- **Problem description**: Could every line of the data be printed exactly as it reads?

- **Record set**:
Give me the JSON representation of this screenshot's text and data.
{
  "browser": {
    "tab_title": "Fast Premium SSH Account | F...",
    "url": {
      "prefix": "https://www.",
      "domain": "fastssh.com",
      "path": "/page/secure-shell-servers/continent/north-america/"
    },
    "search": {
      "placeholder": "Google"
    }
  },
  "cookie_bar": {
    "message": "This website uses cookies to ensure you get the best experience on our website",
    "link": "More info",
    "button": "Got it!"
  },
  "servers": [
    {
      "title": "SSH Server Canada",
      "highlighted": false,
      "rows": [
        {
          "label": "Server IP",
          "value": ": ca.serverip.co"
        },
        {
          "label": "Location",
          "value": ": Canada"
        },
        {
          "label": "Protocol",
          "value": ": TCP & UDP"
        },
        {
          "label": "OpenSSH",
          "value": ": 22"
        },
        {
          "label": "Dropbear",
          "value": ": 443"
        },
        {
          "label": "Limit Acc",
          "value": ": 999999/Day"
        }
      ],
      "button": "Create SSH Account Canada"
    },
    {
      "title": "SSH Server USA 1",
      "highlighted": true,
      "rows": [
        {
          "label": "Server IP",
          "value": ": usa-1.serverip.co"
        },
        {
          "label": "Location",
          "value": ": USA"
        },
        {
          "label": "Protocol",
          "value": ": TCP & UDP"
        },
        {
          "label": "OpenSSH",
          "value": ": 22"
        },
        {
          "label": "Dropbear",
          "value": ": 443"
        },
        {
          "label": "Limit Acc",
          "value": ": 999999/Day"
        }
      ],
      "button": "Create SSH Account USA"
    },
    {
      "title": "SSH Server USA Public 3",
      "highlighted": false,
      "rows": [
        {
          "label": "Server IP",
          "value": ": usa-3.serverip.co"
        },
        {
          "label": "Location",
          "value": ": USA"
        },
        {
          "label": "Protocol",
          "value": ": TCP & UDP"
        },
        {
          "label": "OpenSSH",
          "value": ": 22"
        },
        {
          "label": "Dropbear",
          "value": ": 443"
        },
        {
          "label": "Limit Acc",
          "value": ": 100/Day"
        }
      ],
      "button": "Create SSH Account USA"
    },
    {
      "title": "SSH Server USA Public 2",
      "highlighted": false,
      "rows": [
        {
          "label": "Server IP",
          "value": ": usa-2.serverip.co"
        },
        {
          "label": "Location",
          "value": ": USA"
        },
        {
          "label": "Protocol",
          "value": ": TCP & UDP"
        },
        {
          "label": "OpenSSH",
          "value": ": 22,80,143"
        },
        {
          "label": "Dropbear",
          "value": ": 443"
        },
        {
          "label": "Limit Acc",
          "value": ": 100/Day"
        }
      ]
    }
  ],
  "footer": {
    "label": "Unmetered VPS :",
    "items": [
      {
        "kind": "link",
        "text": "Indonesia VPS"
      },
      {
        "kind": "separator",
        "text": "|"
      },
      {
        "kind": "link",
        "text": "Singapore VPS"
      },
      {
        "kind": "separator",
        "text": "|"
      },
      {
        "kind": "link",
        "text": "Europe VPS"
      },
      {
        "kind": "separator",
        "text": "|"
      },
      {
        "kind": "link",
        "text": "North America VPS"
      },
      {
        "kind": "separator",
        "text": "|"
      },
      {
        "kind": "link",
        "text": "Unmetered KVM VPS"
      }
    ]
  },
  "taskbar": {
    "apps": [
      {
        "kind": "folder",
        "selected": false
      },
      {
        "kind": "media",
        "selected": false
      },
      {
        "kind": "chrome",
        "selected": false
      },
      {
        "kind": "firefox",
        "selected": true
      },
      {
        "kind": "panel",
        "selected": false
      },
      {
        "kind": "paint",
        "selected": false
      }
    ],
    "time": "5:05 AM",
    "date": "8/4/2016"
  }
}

- **Result**:
Give me the JSON representation of this screenshot's text and data.
{
  "browser": {
    "tab_title": "Fast Premium SSH Account | F...",
    "url": {
      "prefix": "https://www.",
      "domain": "fastssh.com",
      "path": "/page/secure-shell-servers/continent/north-america/"
    },
    "search": {
      "placeholder": "Google"
    }
  },
  "cookie_bar": {
    "message": "This website uses cookies to ensure you get the best experience on our website",
    "link": "More info",
    "button": "Got it!"
  },
  "servers": [
    {
      "title": "SSH Server Canada",
      "highlighted": false,
      "rows": [
        {
          "label": "Server IP",
          "value": ": ca.serverip.co"
        },
        {
          "label": "Location",
          "value": ": Canada"
        },
        {
          "label": "Protocol",
          "value": ": TCP & UDP"
        },
        {
          "label": "OpenSSH",
          "value": ": 22"
        },
        {
          "label": "Dropbear",
          "value": ": 443"
        },
        {
          "label": "Limit Acc",
          "value": ": 999999/Day"
        }
      ],
      "button": "Create SSH Account Canada"
    },
    {
      "title": "SSH Server USA 1",
      "highlighted": true,
      "rows": [
        {
          "label": "Server IP",
          "value": ": usa-1.serverip.co"
        },
        {
          "label": "Location",
          "value": ": USA"
        },
        {
          "label": "Protocol",
          "value": ": TCP & UDP"
        },
        {
          "label": "OpenSSH",
          "value": ": 22"
        },
        {
          "label": "Dropbear",
          "value": ": 443"
        },
        {
          "label": "Limit Acc",
          "value": ": 999999/Day"
        }
      ],
      "button": "Create SSH Account USA"
    },
    {
      "title": "SSH Server USA Public 3",
      "highlighted": false,
      "rows": [
        {
          "label": "Server IP",
          "value": ": usa-3.serverip.co"
        },
        {
          "label": "Location",
          "value": ": USA"
        },
        {
          "label": "Protocol",
          "value": ": TCP & UDP"
        },
        {
          "label": "OpenSSH",
          "value": ": 22"
        },
        {
          "label": "Dropbear",
          "value": ": 443"
        },
        {
          "label": "Limit Acc",
          "value": ": 100/Day"
        }
      ],
      "button": "Create SSH Account USA"
    },
    {
      "title": "SSH Server USA Public 2",
      "highlighted": false,
      "rows": [
        {
          "label": "Server IP",
          "value": ": usa-2.serverip.co"
        },
        {
          "label": "Location",
          "value": ": USA"
        },
        {
          "label": "Protocol",
          "value": ": TCP & UDP"
        },
        {
          "label": "OpenSSH",
          "value": ": 22,80,143"
        },
        {
          "label": "Dropbear",
          "value": ": 443"
        },
        {
          "label": "Limit Acc",
          "value": ": 100/Day"
        }
      ]
    }
  ],
  "footer": {
    "label": "Unmetered VPS :",
    "items": [
      {
        "kind": "link",
        "text": "Indonesia VPS"
      },
      {
        "kind": "separator",
        "text": "|"
      },
      {
        "kind": "link",
        "text": "Singapore VPS"
      },
      {
        "kind": "separator",
        "text": "|"
      },
      {
        "kind": "link",
        "text": "Europe VPS"
      },
      {
        "kind": "separator",
        "text": "|"
      },
      {
        "kind": "link",
        "text": "North America VPS"
      },
      {
        "kind": "separator",
        "text": "|"
      },
      {
        "kind": "link",
        "text": "Unmetered KVM VPS"
      }
    ]
  },
  "taskbar": {
    "apps": [
      {
        "kind": "folder",
        "selected": false
      },
      {
        "kind": "media",
        "selected": false
      },
      {
        "kind": "chrome",
        "selected": false
      },
      {
        "kind": "firefox",
        "selected": true
      },
      {
        "kind": "panel",
        "selected": false
      },
      {
        "kind": "paint",
        "selected": false
      }
    ],
    "time": "5:05 AM",
    "date": "8/4/2016"
  }
}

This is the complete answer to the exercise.